--- begin Records for processing ---
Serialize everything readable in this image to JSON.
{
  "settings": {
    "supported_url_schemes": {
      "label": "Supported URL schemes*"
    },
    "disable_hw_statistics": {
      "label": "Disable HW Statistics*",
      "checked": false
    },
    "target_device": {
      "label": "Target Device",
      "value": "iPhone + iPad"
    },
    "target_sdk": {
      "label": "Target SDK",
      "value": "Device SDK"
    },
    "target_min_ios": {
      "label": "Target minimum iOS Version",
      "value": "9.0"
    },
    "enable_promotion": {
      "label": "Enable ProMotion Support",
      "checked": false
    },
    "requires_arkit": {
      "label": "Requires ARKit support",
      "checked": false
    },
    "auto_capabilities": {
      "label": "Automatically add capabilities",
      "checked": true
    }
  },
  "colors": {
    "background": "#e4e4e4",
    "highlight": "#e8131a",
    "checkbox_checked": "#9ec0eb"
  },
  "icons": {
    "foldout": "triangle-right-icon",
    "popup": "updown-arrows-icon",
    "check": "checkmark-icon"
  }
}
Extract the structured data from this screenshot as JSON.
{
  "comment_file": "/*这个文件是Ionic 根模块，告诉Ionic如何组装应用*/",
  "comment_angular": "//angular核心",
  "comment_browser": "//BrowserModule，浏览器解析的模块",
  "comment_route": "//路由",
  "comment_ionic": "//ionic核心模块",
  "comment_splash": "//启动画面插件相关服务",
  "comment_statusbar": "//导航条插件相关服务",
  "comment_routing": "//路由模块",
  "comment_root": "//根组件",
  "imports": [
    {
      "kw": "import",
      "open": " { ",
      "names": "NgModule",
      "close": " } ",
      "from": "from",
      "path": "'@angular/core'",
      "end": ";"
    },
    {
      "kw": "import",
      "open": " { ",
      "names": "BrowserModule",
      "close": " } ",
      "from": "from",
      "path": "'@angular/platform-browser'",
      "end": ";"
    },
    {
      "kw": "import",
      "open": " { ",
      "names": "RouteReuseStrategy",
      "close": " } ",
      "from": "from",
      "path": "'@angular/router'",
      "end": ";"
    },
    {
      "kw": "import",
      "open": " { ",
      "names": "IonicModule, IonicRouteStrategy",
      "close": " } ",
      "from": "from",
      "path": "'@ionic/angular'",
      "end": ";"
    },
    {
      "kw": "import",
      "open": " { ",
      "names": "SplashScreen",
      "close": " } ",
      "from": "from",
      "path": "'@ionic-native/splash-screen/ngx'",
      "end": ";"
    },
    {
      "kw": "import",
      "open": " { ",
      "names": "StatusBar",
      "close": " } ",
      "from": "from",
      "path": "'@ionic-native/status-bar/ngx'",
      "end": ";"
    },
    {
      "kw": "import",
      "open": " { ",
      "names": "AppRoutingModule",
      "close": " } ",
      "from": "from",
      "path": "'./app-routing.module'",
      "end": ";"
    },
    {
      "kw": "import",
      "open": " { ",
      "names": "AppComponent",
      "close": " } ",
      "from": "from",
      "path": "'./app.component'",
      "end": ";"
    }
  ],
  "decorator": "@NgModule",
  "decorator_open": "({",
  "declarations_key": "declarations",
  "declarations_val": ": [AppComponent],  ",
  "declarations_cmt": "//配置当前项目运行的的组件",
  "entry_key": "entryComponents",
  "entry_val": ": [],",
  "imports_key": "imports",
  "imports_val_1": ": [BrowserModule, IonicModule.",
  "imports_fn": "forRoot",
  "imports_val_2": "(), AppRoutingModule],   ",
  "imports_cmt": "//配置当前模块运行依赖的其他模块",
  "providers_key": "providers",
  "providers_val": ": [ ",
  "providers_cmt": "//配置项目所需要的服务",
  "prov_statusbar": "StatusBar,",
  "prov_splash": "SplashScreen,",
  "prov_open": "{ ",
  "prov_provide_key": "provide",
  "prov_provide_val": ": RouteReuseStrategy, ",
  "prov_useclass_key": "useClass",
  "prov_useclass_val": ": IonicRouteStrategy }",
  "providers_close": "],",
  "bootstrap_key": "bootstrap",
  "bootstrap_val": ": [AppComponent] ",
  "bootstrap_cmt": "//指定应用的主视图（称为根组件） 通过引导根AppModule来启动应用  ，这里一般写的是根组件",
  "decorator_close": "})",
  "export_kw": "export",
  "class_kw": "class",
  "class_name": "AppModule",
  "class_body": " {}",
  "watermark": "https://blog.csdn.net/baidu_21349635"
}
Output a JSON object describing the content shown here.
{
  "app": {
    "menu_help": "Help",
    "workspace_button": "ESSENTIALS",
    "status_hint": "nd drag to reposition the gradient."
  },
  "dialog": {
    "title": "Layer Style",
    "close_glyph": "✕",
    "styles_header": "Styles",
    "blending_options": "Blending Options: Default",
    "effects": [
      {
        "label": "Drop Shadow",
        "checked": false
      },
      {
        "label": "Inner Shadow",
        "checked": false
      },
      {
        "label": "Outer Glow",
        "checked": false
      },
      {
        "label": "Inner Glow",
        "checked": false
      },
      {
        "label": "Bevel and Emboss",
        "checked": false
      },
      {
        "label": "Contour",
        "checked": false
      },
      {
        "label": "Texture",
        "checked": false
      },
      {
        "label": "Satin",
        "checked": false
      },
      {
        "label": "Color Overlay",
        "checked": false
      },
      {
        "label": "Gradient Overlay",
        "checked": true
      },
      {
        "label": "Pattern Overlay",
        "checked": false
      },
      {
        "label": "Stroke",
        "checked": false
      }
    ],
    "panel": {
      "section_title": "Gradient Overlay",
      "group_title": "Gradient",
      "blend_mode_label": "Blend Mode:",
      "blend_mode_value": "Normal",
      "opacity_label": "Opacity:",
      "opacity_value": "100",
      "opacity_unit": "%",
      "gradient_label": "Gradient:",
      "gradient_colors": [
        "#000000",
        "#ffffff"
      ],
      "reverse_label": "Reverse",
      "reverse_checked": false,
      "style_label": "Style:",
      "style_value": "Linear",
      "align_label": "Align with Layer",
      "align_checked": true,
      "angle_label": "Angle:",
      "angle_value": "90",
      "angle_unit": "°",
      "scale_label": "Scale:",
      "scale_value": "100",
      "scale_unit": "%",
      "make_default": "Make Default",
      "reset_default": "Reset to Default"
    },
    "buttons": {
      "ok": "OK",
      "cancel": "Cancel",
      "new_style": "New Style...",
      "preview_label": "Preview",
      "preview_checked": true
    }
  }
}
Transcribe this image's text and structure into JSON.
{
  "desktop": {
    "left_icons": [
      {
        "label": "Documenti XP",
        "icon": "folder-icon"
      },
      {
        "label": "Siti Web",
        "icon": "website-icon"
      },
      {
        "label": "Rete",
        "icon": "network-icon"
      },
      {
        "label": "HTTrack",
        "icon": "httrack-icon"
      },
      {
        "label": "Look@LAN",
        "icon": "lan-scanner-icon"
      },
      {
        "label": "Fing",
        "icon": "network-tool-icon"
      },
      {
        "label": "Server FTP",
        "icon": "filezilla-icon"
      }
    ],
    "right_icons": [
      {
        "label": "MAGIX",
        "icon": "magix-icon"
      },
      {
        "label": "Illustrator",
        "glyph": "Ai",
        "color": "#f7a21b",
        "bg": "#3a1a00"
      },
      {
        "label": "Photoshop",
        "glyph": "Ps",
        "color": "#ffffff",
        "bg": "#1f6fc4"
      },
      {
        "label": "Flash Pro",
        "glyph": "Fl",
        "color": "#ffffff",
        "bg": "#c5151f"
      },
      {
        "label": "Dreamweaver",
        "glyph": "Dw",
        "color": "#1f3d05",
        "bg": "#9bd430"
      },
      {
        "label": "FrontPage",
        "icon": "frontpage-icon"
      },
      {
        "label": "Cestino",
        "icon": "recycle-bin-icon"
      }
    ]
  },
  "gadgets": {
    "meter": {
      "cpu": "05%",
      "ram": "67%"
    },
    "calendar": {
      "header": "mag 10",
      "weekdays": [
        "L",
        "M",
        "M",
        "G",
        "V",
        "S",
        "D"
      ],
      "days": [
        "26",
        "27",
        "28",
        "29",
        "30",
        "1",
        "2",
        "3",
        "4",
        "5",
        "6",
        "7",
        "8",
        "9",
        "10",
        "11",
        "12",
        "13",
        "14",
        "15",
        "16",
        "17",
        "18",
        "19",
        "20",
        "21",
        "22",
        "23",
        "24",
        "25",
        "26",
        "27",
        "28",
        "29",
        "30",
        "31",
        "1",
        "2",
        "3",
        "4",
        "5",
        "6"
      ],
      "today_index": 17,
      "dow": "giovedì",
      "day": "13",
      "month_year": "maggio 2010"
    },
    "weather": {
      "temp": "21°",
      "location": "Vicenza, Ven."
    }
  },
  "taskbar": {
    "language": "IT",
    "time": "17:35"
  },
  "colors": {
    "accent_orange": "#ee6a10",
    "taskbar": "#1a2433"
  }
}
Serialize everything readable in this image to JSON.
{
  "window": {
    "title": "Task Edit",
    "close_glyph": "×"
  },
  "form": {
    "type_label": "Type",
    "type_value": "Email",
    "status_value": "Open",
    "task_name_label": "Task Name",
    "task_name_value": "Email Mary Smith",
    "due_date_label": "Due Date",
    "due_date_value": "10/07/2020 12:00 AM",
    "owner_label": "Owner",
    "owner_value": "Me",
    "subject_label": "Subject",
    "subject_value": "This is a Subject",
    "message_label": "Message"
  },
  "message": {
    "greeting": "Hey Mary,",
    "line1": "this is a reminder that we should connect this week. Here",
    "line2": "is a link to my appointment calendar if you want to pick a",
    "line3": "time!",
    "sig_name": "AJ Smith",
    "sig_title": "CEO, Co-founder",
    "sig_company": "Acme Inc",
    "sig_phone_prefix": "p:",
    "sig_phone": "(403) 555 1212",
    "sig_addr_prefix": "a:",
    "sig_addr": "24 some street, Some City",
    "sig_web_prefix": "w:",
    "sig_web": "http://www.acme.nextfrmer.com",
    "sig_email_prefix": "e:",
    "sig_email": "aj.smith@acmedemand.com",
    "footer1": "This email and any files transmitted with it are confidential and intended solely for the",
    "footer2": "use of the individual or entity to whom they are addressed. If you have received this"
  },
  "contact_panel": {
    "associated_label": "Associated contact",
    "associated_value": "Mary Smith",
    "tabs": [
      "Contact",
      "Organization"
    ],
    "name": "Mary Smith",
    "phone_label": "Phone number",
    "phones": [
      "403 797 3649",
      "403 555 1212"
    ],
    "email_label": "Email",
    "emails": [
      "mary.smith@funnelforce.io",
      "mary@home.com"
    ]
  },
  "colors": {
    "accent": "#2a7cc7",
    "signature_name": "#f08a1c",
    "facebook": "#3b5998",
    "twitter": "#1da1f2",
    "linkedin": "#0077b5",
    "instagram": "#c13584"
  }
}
--- end Records for processing ---
--- Problem description ---
Tally how many lines in the material above hold the word "Subject". Write only that number.

--- Answer for the task ---
2